*Provided data*
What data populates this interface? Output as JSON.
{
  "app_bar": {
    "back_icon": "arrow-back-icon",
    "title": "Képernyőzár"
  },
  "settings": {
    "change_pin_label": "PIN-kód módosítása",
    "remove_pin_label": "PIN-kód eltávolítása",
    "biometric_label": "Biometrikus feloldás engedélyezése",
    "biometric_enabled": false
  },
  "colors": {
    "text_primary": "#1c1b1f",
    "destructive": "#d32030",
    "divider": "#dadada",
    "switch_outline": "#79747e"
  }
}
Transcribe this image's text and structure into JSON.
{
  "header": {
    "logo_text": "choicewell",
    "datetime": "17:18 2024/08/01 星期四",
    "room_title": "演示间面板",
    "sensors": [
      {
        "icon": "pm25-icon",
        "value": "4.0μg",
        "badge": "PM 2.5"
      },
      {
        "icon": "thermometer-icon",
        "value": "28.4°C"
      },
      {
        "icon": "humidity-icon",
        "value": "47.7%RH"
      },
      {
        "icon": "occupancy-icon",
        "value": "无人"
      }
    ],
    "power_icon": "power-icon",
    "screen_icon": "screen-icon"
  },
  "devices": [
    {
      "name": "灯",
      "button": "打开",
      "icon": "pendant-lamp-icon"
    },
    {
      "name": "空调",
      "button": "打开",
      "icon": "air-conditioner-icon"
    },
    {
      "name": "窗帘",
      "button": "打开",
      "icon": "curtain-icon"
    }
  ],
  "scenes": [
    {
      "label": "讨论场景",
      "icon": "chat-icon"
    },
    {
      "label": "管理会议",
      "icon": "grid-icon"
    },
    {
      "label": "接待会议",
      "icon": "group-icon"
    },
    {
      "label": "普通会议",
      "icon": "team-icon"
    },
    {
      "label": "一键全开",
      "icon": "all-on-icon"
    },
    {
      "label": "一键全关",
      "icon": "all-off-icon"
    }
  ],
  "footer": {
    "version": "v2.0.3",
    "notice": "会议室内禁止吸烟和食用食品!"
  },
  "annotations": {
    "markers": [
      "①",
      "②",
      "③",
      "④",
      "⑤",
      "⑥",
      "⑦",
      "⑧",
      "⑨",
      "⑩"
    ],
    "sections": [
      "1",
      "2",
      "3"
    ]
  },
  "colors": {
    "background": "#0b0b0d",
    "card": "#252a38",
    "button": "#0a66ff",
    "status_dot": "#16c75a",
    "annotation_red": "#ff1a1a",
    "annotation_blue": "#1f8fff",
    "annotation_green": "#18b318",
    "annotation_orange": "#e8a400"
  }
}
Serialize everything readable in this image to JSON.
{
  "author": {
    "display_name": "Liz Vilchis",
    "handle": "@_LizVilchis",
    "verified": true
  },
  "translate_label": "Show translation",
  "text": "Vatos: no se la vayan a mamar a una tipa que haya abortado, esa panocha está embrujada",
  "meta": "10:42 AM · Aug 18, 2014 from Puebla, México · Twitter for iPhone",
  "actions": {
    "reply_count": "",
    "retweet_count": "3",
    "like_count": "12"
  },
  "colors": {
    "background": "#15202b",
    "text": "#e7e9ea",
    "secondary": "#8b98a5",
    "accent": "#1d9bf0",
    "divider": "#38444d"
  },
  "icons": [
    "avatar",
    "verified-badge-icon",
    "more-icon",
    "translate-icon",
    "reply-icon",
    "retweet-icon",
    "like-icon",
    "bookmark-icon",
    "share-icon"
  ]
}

*Problem details*
Return every record above exactly as it appears.

*Exercise result*
What data populates this interface? Output as JSON.
{
  "app_bar": {
    "back_icon": "arrow-back-icon",
    "title": "Képernyőzár"
  },
  "settings": {
    "change_pin_label": "PIN-kód módosítása",
    "remove_pin_label": "PIN-kód eltávolítása",
    "biometric_label": "Biometrikus feloldás engedélyezése",
    "biometric_enabled": false
  },
  "colors": {
    "text_primary": "#1c1b1f",
    "destructive": "#d32030",
    "divider": "#dadada",
    "switch_outline": "#79747e"
  }
}
Transcribe this image's text and structure into JSON.
{
  "header": {
    "logo_text": "choicewell",
    "datetime": "17:18 2024/08/01 星期四",
    "room_title": "演示间面板",
    "sensors": [
      {
        "icon": "pm25-icon",
        "value": "4.0μg",
        "badge": "PM 2.5"
      },
      {
        "icon": "thermometer-icon",
        "value": "28.4°C"
      },
      {
        "icon": "humidity-icon",
        "value": "47.7%RH"
      },
      {
        "icon": "occupancy-icon",
        "value": "无人"
      }
    ],
    "power_icon": "power-icon",
    "screen_icon": "screen-icon"
  },
  "devices": [
    {
      "name": "灯",
      "button": "打开",
      "icon": "pendant-lamp-icon"
    },
    {
      "name": "空调",
      "button": "打开",
      "icon": "air-conditioner-icon"
    },
    {
      "name": "窗帘",
      "button": "打开",
      "icon": "curtain-icon"
    }
  ],
  "scenes": [
    {
      "label": "讨论场景",
      "icon": "chat-icon"
    },
    {
      "label": "管理会议",
      "icon": "grid-icon"
    },
    {
      "label": "接待会议",
      "icon": "group-icon"
    },
    {
      "label": "普通会议",
      "icon": "team-icon"
    },
    {
      "label": "一键全开",
      "icon": "all-on-icon"
    },
    {
      "label": "一键全关",
      "icon": "all-off-icon"
    }
  ],
  "footer": {
    "version": "v2.0.3",
    "notice": "会议室内禁止吸烟和食用食品!"
  },
  "annotations": {
    "markers": [
      "①",
      "②",
      "③",
      "④",
      "⑤",
      "⑥",
      "⑦",
      "⑧",
      "⑨",
      "⑩"
    ],
    "sections": [
      "1",
      "2",
      "3"
    ]
  },
  "colors": {
    "background": "#0b0b0d",
    "card": "#252a38",
    "button": "#0a66ff",
    "status_dot": "#16c75a",
    "annotation_red": "#ff1a1a",
    "annotation_blue": "#1f8fff",
    "annotation_green": "#18b318",
    "annotation_orange": "#e8a400"
  }
}
Serialize everything readable in this image to JSON.
{
  "author": {
    "display_name": "Liz Vilchis",
    "handle": "@_LizVilchis",
    "verified": true
  },
  "translate_label": "Show translation",
  "text": "Vatos: no se la vayan a mamar a una tipa que haya abortado, esa panocha está embrujada",
  "meta": "10:42 AM · Aug 18, 2014 from Puebla, México · Twitter for iPhone",
  "actions": {
    "reply_count": "",
    "retweet_count": "3",
    "like_count": "12"
  },
  "colors": {
    "background": "#15202b",
    "text": "#e7e9ea",
    "secondary": "#8b98a5",
    "accent": "#1d9bf0",
    "divider": "#38444d"
  },
  "icons": [
    "avatar",
    "verified-badge-icon",
    "more-icon",
    "translate-icon",
    "reply-icon",
    "retweet-icon",
    "like-icon",
    "bookmark-icon",
    "share-icon"
  ]
}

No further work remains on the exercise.